- **PROVIDED TEXT**
Parsing pascal extended ASCII string using `BinaryParsing` library

What is recomended way to parse string when layout is [length:16 bit][char: 8 bit x length]?

Something like this should work (assuming you have a raw buffer pointer to your Pascal string):

func parseString(from buffer: UnsafeRawBufferPointer) -> String? {
    guard buffer.count >= 2 else { return nil }

    let length = Int(buffer.load(as: UInt16.self))
    let end = length + 2

    guard buffer.count >= end else { return nil }

    return String(decoding: buffer[2..<end], as: UTF8.self)
}

This assumes that the buffer stores length in host endian order. If you need to convert, you could do something like:

    let length = Int(buffer.load(as: UInt16.self).bigEndian)

[EDIT: add endianness]

1 Like

Sorry, I should be more clear. I'm asking how to do it properly using BinaryParsing package specifically.

For that layout, you'd want something like this:

extension String {
   init(parsingPascalExtended input: inout ParsingSpan) throws {
      let count = try Int(parsing: &input, storedAsBigEndian: UInt16.self)
      self = try String(parsingUTF8: &input, count: count)
   }
}

That assumes the count is stored as an unsigned, big-endian 16-bit integer – you can see all the different integer parsers here: Documentation

Does that work for you?

1 Like

I think this method should work for strings that use basic ASCII set. In my case strings could use different encodings like windows-1251 or windows-1252.

I tried to copy String extensions from the package and adjust them but these use internal methods, so I forked it Add parser for extended ASCII string · HeMet/swift-binary-parsing@4befa15 · GitHub

1 Like

- **DATA LINES**
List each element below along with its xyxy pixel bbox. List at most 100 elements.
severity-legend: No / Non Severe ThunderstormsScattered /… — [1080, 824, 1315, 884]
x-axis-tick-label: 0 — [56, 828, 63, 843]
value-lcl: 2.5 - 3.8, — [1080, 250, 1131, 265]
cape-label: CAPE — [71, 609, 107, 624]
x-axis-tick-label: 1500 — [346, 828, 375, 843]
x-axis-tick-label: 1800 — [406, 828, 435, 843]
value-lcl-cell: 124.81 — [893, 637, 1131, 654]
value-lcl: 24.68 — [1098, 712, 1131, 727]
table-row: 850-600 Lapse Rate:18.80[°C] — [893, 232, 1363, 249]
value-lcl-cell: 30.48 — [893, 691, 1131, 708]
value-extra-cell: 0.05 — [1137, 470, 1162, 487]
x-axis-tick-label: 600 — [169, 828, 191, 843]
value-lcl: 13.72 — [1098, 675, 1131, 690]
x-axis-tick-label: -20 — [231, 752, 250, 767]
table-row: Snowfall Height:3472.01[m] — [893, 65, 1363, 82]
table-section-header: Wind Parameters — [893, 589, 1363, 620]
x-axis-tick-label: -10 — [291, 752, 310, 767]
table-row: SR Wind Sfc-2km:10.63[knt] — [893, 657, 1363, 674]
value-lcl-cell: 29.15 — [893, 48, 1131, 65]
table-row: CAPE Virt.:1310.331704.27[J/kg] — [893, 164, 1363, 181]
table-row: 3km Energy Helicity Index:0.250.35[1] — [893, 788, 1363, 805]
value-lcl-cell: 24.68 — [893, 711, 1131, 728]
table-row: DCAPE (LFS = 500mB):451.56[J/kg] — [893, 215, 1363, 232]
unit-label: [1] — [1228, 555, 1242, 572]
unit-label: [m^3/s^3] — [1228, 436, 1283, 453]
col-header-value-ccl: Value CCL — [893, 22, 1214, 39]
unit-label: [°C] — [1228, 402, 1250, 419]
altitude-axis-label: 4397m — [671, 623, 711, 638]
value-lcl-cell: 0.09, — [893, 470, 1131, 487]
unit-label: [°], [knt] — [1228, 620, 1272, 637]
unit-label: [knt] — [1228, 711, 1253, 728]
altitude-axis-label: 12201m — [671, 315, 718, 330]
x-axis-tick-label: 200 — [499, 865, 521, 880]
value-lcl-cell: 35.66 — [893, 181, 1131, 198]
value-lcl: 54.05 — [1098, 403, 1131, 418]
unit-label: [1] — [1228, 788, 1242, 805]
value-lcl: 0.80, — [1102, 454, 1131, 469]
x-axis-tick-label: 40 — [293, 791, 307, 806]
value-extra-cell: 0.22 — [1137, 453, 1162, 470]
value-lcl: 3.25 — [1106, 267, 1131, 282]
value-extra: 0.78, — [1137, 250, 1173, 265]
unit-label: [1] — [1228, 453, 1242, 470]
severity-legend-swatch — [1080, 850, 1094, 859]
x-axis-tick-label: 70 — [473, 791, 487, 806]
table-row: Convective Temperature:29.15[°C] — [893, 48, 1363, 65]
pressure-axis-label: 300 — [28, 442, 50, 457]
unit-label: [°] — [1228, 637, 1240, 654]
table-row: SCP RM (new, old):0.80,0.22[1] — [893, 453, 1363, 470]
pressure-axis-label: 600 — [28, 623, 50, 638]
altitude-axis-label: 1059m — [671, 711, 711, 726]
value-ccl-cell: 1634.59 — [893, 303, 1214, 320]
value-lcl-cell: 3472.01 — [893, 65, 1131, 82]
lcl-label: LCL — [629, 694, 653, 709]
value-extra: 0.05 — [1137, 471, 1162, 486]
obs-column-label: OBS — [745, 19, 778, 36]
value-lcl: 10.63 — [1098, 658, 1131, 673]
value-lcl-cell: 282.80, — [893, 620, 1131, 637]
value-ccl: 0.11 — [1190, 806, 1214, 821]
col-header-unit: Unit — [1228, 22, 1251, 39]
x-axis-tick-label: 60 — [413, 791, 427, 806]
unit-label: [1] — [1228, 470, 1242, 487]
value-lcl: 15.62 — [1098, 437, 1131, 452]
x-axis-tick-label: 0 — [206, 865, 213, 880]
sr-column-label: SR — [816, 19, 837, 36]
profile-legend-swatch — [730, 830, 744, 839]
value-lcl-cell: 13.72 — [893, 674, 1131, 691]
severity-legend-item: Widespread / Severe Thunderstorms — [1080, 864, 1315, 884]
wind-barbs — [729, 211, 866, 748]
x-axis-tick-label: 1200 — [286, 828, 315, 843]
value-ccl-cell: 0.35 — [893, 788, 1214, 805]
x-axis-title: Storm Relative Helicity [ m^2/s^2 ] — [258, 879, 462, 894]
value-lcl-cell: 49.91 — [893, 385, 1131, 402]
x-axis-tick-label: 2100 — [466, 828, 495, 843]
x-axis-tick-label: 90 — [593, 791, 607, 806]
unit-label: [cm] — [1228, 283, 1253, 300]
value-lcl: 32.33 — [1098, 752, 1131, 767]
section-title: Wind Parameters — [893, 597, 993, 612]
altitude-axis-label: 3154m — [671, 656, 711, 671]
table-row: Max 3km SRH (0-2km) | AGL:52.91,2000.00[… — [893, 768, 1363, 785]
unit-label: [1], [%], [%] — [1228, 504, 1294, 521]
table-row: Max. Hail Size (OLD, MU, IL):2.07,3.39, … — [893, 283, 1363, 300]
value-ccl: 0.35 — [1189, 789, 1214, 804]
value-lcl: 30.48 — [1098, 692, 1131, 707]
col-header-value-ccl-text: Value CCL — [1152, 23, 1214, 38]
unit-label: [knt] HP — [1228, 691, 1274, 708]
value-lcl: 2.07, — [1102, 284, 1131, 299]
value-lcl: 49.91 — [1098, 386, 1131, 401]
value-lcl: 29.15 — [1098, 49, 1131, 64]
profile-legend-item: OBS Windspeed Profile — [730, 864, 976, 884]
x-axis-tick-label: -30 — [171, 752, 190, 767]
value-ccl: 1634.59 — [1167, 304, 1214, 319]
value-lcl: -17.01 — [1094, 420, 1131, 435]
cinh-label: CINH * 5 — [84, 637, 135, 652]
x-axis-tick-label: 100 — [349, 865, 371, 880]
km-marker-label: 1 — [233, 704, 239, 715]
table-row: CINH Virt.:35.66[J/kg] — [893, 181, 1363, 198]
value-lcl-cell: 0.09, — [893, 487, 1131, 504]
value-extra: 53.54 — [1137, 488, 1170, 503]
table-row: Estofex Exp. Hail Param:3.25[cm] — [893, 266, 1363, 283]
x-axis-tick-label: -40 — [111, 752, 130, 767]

- **REQUIRED WORK**
(a) List every Swift type name that appears in the code of the thread on parsing Pascal strings.
(b) Reproduce the stretch of the thread on parsing Pascal strings from "func parseString(from buffer: UnsafeRawBufferPointer)" through "buffer[2..<end], as: UTF8.self)" word for word.
The listing has no connection to the thread on parsing Pascal strings.

- **RESULTS FOR THE EXERCISE**
(a) UnsafeRawBufferPointer, String, Int, UInt16, UTF8, ParsingSpan

(b)
func parseString(from buffer: UnsafeRawBufferPointer) -> String? {
    guard buffer.count >= 2 else { return nil }

    let length = Int(buffer.load(as: UInt16.self))
    let end = length + 2

    guard buffer.count >= end else { return nil }

    return String(decoding: buffer[2..<end], as: UTF8.self)